▶ Records supplied
....................

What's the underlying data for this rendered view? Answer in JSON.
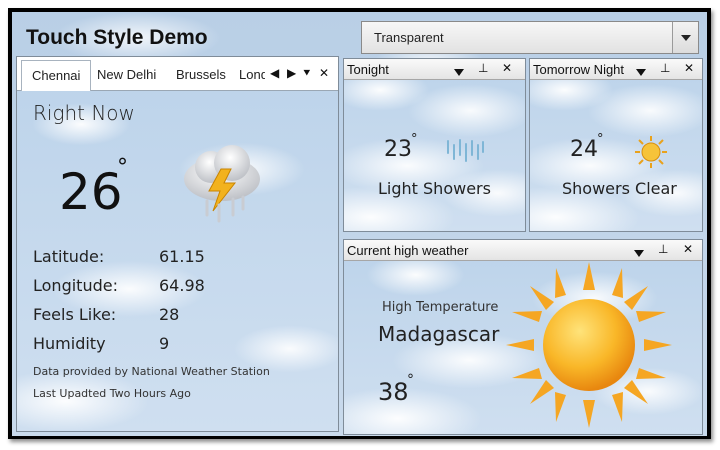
{
  "app": {
    "title": "Touch Style Demo"
  },
  "theme_select": {
    "value": "Transparent"
  },
  "left_pane": {
    "tabs": [
      "Chennai",
      "New Delhi",
      "Brussels",
      "London"
    ],
    "active_tab": "Chennai",
    "tab_controls": {
      "prev": "◀",
      "next": "▶",
      "menu": "⯆",
      "close": "✕"
    },
    "heading": "Right Now",
    "temperature": "26",
    "degree": "°",
    "condition_icon": "thunderstorm-cloud-icon",
    "rows": [
      {
        "label": "Latitude:",
        "value": "61.15"
      },
      {
        "label": "Longitude:",
        "value": "64.98"
      },
      {
        "label": "Feels Like:",
        "value": "28"
      },
      {
        "label": "Humidity",
        "value": "9"
      }
    ],
    "source_note": "Data provided by National Weather Station",
    "updated_note": "Last Upadted Two Hours Ago"
  },
  "panels": {
    "tonight": {
      "title": "Tonight",
      "temperature": "23",
      "degree": "°",
      "condition": "Light Showers",
      "icon": "rain-icon"
    },
    "tomorrow_night": {
      "title": "Tomorrow Night",
      "temperature": "24",
      "degree": "°",
      "condition": "Showers Clear",
      "icon": "sun-small-icon"
    },
    "current_high": {
      "title": "Current high weather",
      "label": "High Temperature",
      "place": "Madagascar",
      "temperature": "38",
      "degree": "°",
      "icon": "sun-large-icon"
    }
  },
  "panel_controls": {
    "pin": "⊥",
    "close": "✕"
  },
  "colors": {
    "sky": "#c9daec",
    "sun": "#f7a81b",
    "bolt": "#f2b21e"
  }
}
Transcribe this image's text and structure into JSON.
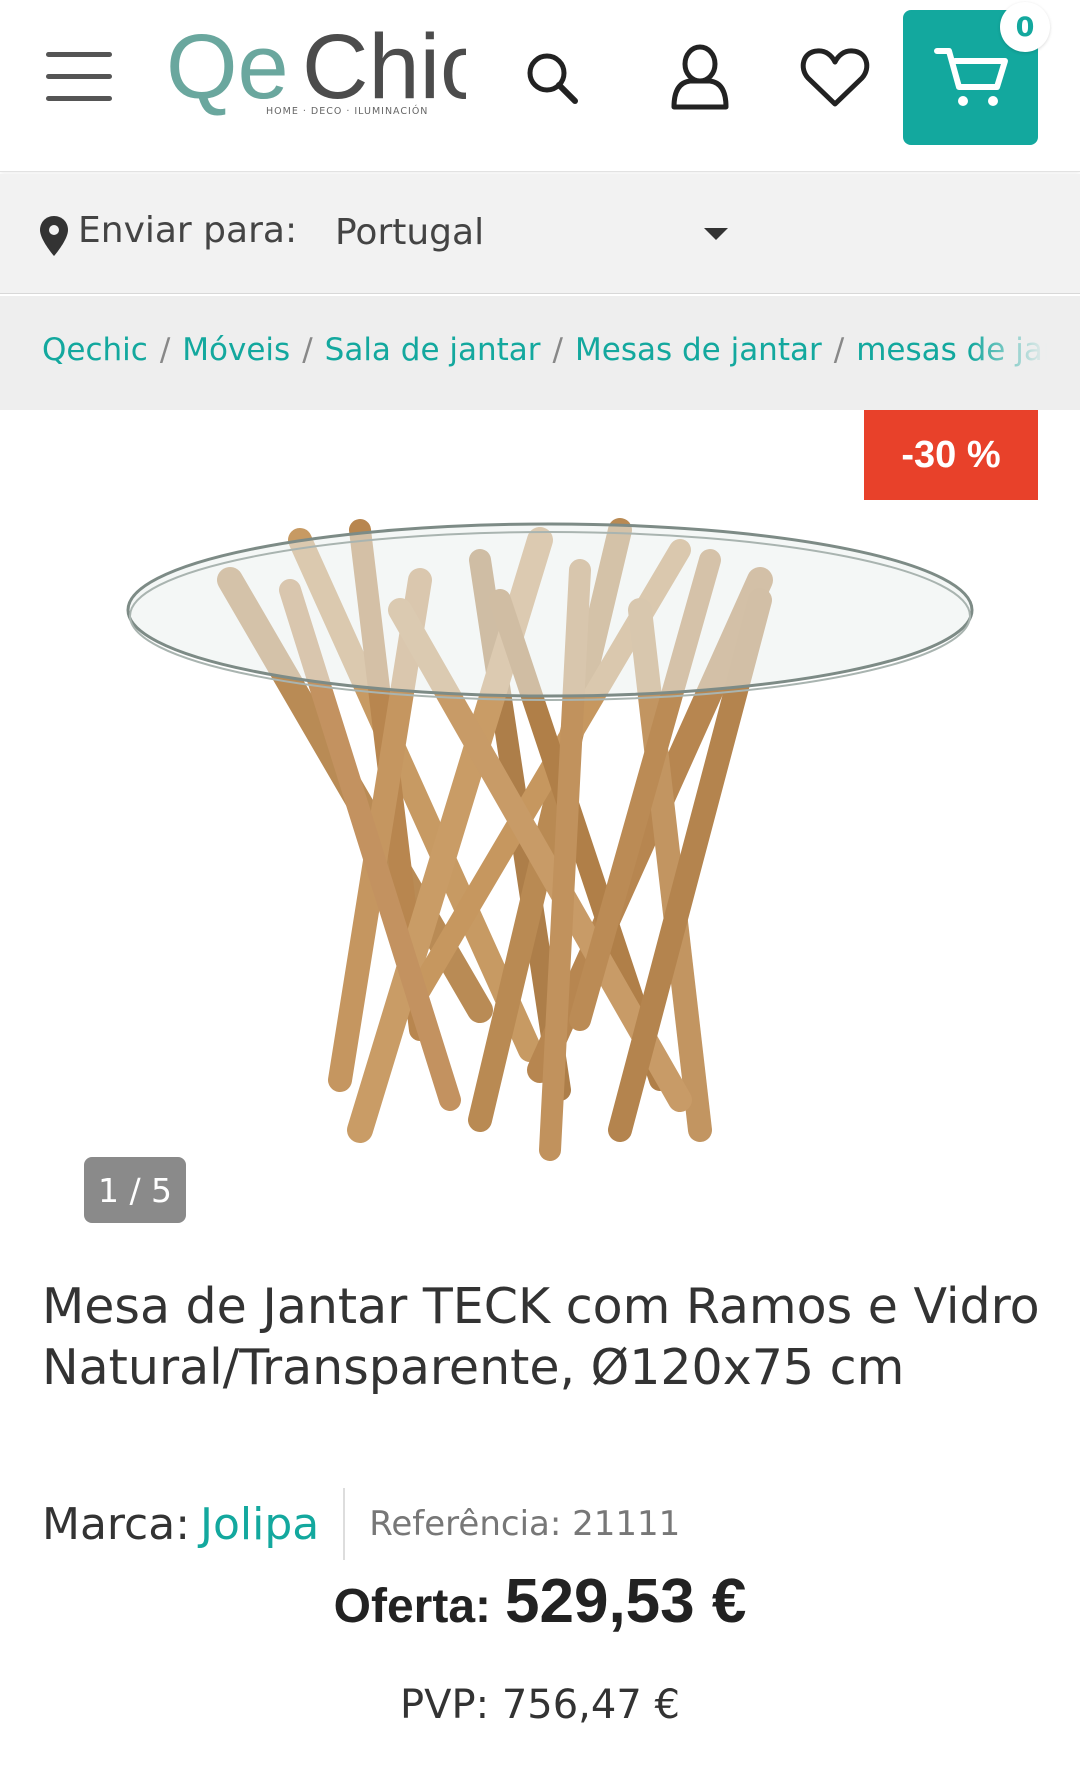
{
  "header": {
    "logo_text": "QeChic",
    "logo_tagline": "HOME · DECO · ILUMINACIÓN",
    "cart_count": "0",
    "accent_color": "#13a89e"
  },
  "shipping": {
    "label": "Enviar para:",
    "selected_country": "Portugal"
  },
  "breadcrumb": {
    "items": [
      "Qechic",
      "Móveis",
      "Sala de jantar",
      "Mesas de jantar",
      "mesas de jantar"
    ]
  },
  "gallery": {
    "discount_badge": "-30 %",
    "counter": "1 / 5"
  },
  "product": {
    "title": "Mesa de Jantar TECK com Ramos e Vidro Natural/Transparente, Ø120x75 cm",
    "brand_label": "Marca:",
    "brand_name": "Jolipa",
    "reference": "Referência: 21111",
    "offer_label": "Oferta:",
    "offer_price": "529,53 €",
    "pvp": "PVP: 756,47 €"
  },
  "icons": [
    "menu-icon",
    "search-icon",
    "user-icon",
    "heart-icon",
    "cart-icon",
    "location-pin-icon",
    "chevron-down-icon"
  ]
}
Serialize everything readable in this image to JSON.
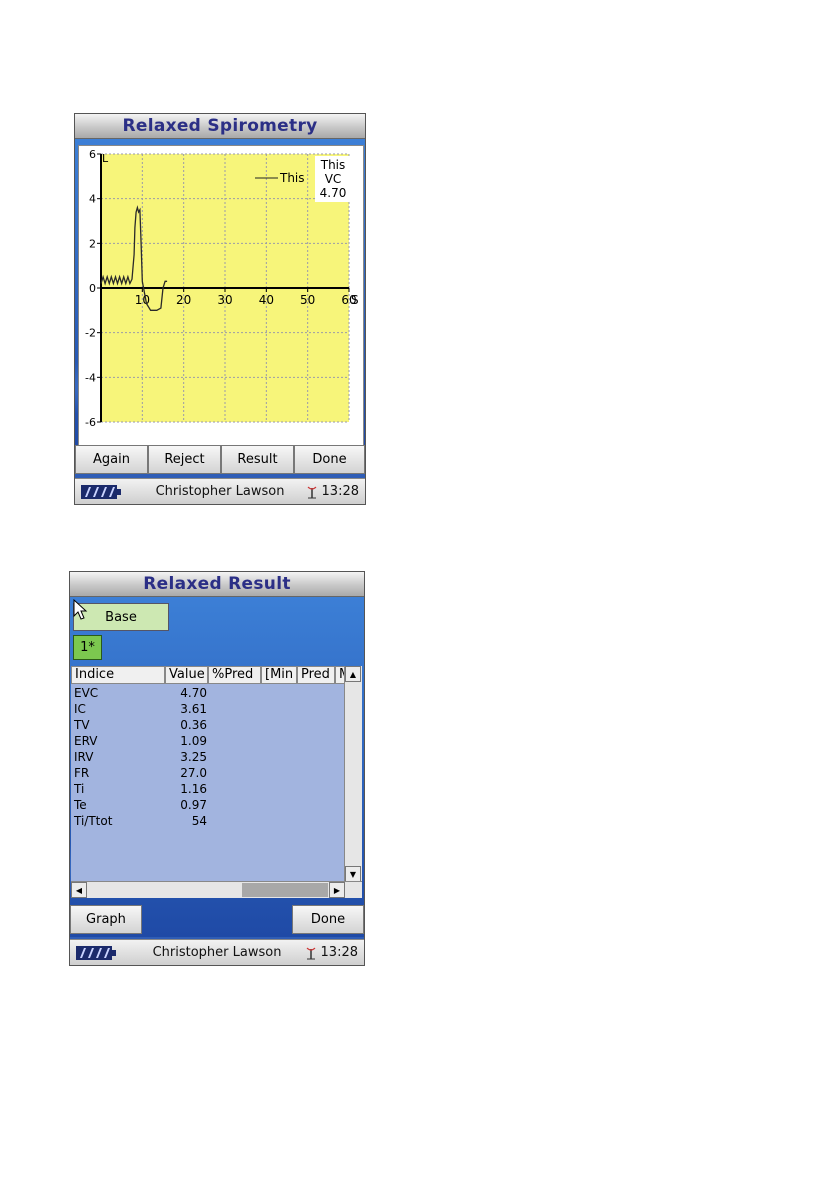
{
  "screen1": {
    "title": "Relaxed Spirometry",
    "legend_line_label": "This",
    "info_box": {
      "line1": "This",
      "line2": "VC",
      "line3": "4.70"
    },
    "buttons": [
      "Again",
      "Reject",
      "Result",
      "Done"
    ],
    "status": {
      "user": "Christopher Lawson",
      "time": "13:28"
    }
  },
  "chart_data": {
    "type": "line",
    "title": "Relaxed Spirometry",
    "ylabel": "L",
    "xlabel": "S",
    "xlim": [
      0,
      60
    ],
    "ylim": [
      -6,
      6
    ],
    "x_ticks": [
      "10",
      "20",
      "30",
      "40",
      "50",
      "60"
    ],
    "y_ticks": [
      "6",
      "4",
      "2",
      "0",
      "-2",
      "-4",
      "-6"
    ],
    "grid": true,
    "background": "#f7f57a",
    "line_color": "#2a2a2a",
    "series": [
      {
        "name": "This",
        "x": [
          0,
          0.5,
          1,
          1.5,
          2,
          2.5,
          3,
          3.5,
          4,
          4.5,
          5,
          5.5,
          6,
          6.5,
          7,
          7.5,
          8,
          8.2,
          8.5,
          8.8,
          9.1,
          9.4,
          9.7,
          10,
          10.5,
          11,
          12,
          13.5,
          14.5,
          15,
          15.5,
          16
        ],
        "y": [
          0.2,
          0.5,
          0.2,
          0.5,
          0.2,
          0.5,
          0.2,
          0.5,
          0.2,
          0.5,
          0.2,
          0.5,
          0.2,
          0.5,
          0.2,
          0.4,
          1.5,
          2.7,
          3.4,
          3.6,
          3.4,
          3.5,
          2.0,
          0.3,
          -0.2,
          -0.7,
          -1.0,
          -1.0,
          -0.9,
          0.0,
          0.3,
          0.3
        ]
      }
    ],
    "info_box": {
      "label": "This",
      "name": "VC",
      "value": 4.7
    }
  },
  "screen2": {
    "title": "Relaxed Result",
    "base_button": "Base",
    "tab_label": "1*",
    "columns": [
      "Indice",
      "Value",
      "%Pred",
      "[Min",
      "Pred",
      "M"
    ],
    "rows": [
      {
        "indice": "EVC",
        "value": "4.70"
      },
      {
        "indice": "IC",
        "value": "3.61"
      },
      {
        "indice": "TV",
        "value": "0.36"
      },
      {
        "indice": "ERV",
        "value": "1.09"
      },
      {
        "indice": "IRV",
        "value": "3.25"
      },
      {
        "indice": "FR",
        "value": "27.0"
      },
      {
        "indice": "Ti",
        "value": "1.16"
      },
      {
        "indice": "Te",
        "value": "0.97"
      },
      {
        "indice": "Ti/Ttot",
        "value": "54"
      }
    ],
    "buttons": {
      "left": "Graph",
      "right": "Done"
    },
    "status": {
      "user": "Christopher Lawson",
      "time": "13:28"
    }
  },
  "icons": {
    "battery": "battery-icon",
    "connection": "antenna-icon",
    "cursor": "mouse-pointer-icon",
    "scroll_up": "scroll-up-arrow-icon",
    "scroll_down": "scroll-down-arrow-icon",
    "scroll_left": "scroll-left-arrow-icon",
    "scroll_right": "scroll-right-arrow-icon"
  }
}
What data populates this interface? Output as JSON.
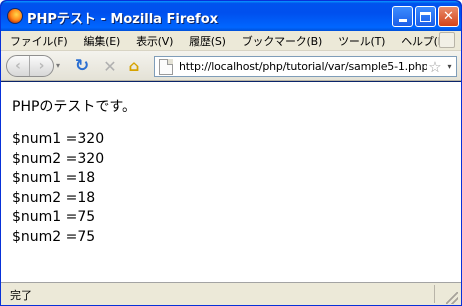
{
  "window": {
    "title": "PHPテスト - Mozilla Firefox",
    "minimize_glyph": "",
    "maximize_glyph": "",
    "close_glyph": "✕"
  },
  "menu": {
    "items": [
      "ファイル(F)",
      "編集(E)",
      "表示(V)",
      "履歴(S)",
      "ブックマーク(B)",
      "ツール(T)",
      "ヘルプ(H)"
    ]
  },
  "toolbar": {
    "back_glyph": "‹",
    "forward_glyph": "›",
    "history_drop_glyph": "▾",
    "reload_glyph": "↻",
    "stop_glyph": "✕",
    "home_glyph": "⌂",
    "url": "http://localhost/php/tutorial/var/sample5-1.php",
    "star_glyph": "☆",
    "url_drop_glyph": "▾"
  },
  "content": {
    "intro": "PHPのテストです。",
    "lines": [
      "$num1 =320",
      "$num2 =320",
      "$num1 =18",
      "$num2 =18",
      "$num1 =75",
      "$num2 =75"
    ]
  },
  "status": {
    "text": "完了"
  },
  "colors": {
    "titlebar": "#0053ee",
    "chrome": "#ece9d8",
    "content_bg": "#ffffff",
    "reload_icon": "#2b6fd2",
    "home_icon": "#d6a200"
  }
}
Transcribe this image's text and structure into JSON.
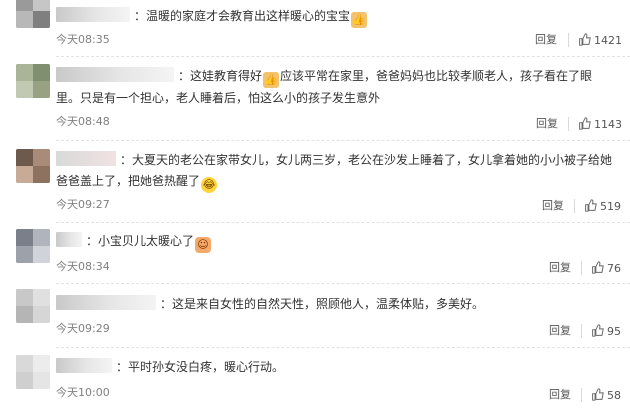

....................

▶ Exercise objective
Without the pictures, print the whole listing exactly as given.

▶ Complete output
What's the underlying data for this rendered view? Answer in JSON.
{
  "app": {
    "title": "Touch Style Demo"
  },
  "theme_select": {
    "value": "Transparent"
  },
  "left_pane": {
    "tabs": [
      "Chennai",
      "New Delhi",
      "Brussels",
      "London"
    ],
    "active_tab": "Chennai",
    "tab_controls": {
      "prev": "◀",
      "next": "▶",
      "menu": "⯆",
      "close": "✕"
    },
    "heading": "Right Now",
    "temperature": "26",
    "degree": "°",
    "condition_icon": "thunderstorm-cloud-icon",
    "rows": [
      {
        "label": "Latitude:",
        "value": "61.15"
      },
      {
        "label": "Longitude:",
        "value": "64.98"
      },
      {
        "label": "Feels Like:",
        "value": "28"
      },
      {
        "label": "Humidity",
        "value": "9"
      }
    ],
    "source_note": "Data provided by National Weather Station",
    "updated_note": "Last Upadted Two Hours Ago"
  },
  "panels": {
    "tonight": {
      "title": "Tonight",
      "temperature": "23",
      "degree": "°",
      "condition": "Light Showers",
      "icon": "rain-icon"
    },
    "tomorrow_night": {
      "title": "Tomorrow Night",
      "temperature": "24",
      "degree": "°",
      "condition": "Showers Clear",
      "icon": "sun-small-icon"
    },
    "current_high": {
      "title": "Current high weather",
      "label": "High Temperature",
      "place": "Madagascar",
      "temperature": "38",
      "degree": "°",
      "icon": "sun-large-icon"
    }
  },
  "panel_controls": {
    "pin": "⊥",
    "close": "✕"
  },
  "colors": {
    "sky": "#c9daec",
    "sun": "#f7a81b",
    "bolt": "#f2b21e"
  }
}
Transcribe this image's text and structure into JSON.
{
  "header": {
    "logo_text": "QeChic",
    "logo_tagline": "HOME · DECO · ILUMINACIÓN",
    "cart_count": "0",
    "accent_color": "#13a89e"
  },
  "shipping": {
    "label": "Enviar para:",
    "selected_country": "Portugal"
  },
  "breadcrumb": {
    "items": [
      "Qechic",
      "Móveis",
      "Sala de jantar",
      "Mesas de jantar",
      "mesas de jantar"
    ]
  },
  "gallery": {
    "discount_badge": "-30 %",
    "counter": "1 / 5"
  },
  "product": {
    "title": "Mesa de Jantar TECK com Ramos e Vidro Natural/Transparente, Ø120x75 cm",
    "brand_label": "Marca:",
    "brand_name": "Jolipa",
    "reference": "Referência: 21111",
    "offer_label": "Oferta:",
    "offer_price": "529,53 €",
    "pvp": "PVP: 756,47 €"
  },
  "icons": [
    "menu-icon",
    "search-icon",
    "user-icon",
    "heart-icon",
    "cart-icon",
    "location-pin-icon",
    "chevron-down-icon"
  ]
}
Serialize everything readable in this image to JSON.
{
  "screen1": {
    "title": "Relaxed Spirometry",
    "legend_line_label": "This",
    "info_box": {
      "line1": "This",
      "line2": "VC",
      "line3": "4.70"
    },
    "buttons": [
      "Again",
      "Reject",
      "Result",
      "Done"
    ],
    "status": {
      "user": "Christopher Lawson",
      "time": "13:28"
    }
  },
  "chart_data": {
    "type": "line",
    "title": "Relaxed Spirometry",
    "ylabel": "L",
    "xlabel": "S",
    "xlim": [
      0,
      60
    ],
    "ylim": [
      -6,
      6
    ],
    "x_ticks": [
      "10",
      "20",
      "30",
      "40",
      "50",
      "60"
    ],
    "y_ticks": [
      "6",
      "4",
      "2",
      "0",
      "-2",
      "-4",
      "-6"
    ],
    "grid": true,
    "background": "#f7f57a",
    "line_color": "#2a2a2a",
    "series": [
      {
        "name": "This",
        "x": [
          0,
          0.5,
          1,
          1.5,
          2,
          2.5,
          3,
          3.5,
          4,
          4.5,
          5,
          5.5,
          6,
          6.5,
          7,
          7.5,
          8,
          8.2,
          8.5,
          8.8,
          9.1,
          9.4,
          9.7,
          10,
          10.5,
          11,
          12,
          13.5,
          14.5,
          15,
          15.5,
          16
        ],
        "y": [
          0.2,
          0.5,
          0.2,
          0.5,
          0.2,
          0.5,
          0.2,
          0.5,
          0.2,
          0.5,
          0.2,
          0.5,
          0.2,
          0.5,
          0.2,
          0.4,
          1.5,
          2.7,
          3.4,
          3.6,
          3.4,
          3.5,
          2.0,
          0.3,
          -0.2,
          -0.7,
          -1.0,
          -1.0,
          -0.9,
          0.0,
          0.3,
          0.3
        ]
      }
    ],
    "info_box": {
      "label": "This",
      "name": "VC",
      "value": 4.7
    }
  },
  "screen2": {
    "title": "Relaxed Result",
    "base_button": "Base",
    "tab_label": "1*",
    "columns": [
      "Indice",
      "Value",
      "%Pred",
      "[Min",
      "Pred",
      "M"
    ],
    "rows": [
      {
        "indice": "EVC",
        "value": "4.70"
      },
      {
        "indice": "IC",
        "value": "3.61"
      },
      {
        "indice": "TV",
        "value": "0.36"
      },
      {
        "indice": "ERV",
        "value": "1.09"
      },
      {
        "indice": "IRV",
        "value": "3.25"
      },
      {
        "indice": "FR",
        "value": "27.0"
      },
      {
        "indice": "Ti",
        "value": "1.16"
      },
      {
        "indice": "Te",
        "value": "0.97"
      },
      {
        "indice": "Ti/Ttot",
        "value": "54"
      }
    ],
    "buttons": {
      "left": "Graph",
      "right": "Done"
    },
    "status": {
      "user": "Christopher Lawson",
      "time": "13:28"
    }
  },
  "icons": {
    "battery": "battery-icon",
    "connection": "antenna-icon",
    "cursor": "mouse-pointer-icon",
    "scroll_up": "scroll-up-arrow-icon",
    "scroll_down": "scroll-down-arrow-icon",
    "scroll_left": "scroll-left-arrow-icon",
    "scroll_right": "scroll-right-arrow-icon"
  }
}
What data populates this interface? Output as JSON.
{
  "window": {
    "title": "PHPテスト - Mozilla Firefox",
    "minimize_glyph": "",
    "maximize_glyph": "",
    "close_glyph": "✕"
  },
  "menu": {
    "items": [
      "ファイル(F)",
      "編集(E)",
      "表示(V)",
      "履歴(S)",
      "ブックマーク(B)",
      "ツール(T)",
      "ヘルプ(H)"
    ]
  },
  "toolbar": {
    "back_glyph": "‹",
    "forward_glyph": "›",
    "history_drop_glyph": "▾",
    "reload_glyph": "↻",
    "stop_glyph": "✕",
    "home_glyph": "⌂",
    "url": "http://localhost/php/tutorial/var/sample5-1.php",
    "star_glyph": "☆",
    "url_drop_glyph": "▾"
  },
  "content": {
    "intro": "PHPのテストです。",
    "lines": [
      "$num1 =320",
      "$num2 =320",
      "$num1 =18",
      "$num2 =18",
      "$num1 =75",
      "$num2 =75"
    ]
  },
  "status": {
    "text": "完了"
  },
  "colors": {
    "titlebar": "#0053ee",
    "chrome": "#ece9d8",
    "content_bg": "#ffffff",
    "reload_icon": "#2b6fd2",
    "home_icon": "#d6a200"
  }
}
Transcribe this image's text and structure into JSON.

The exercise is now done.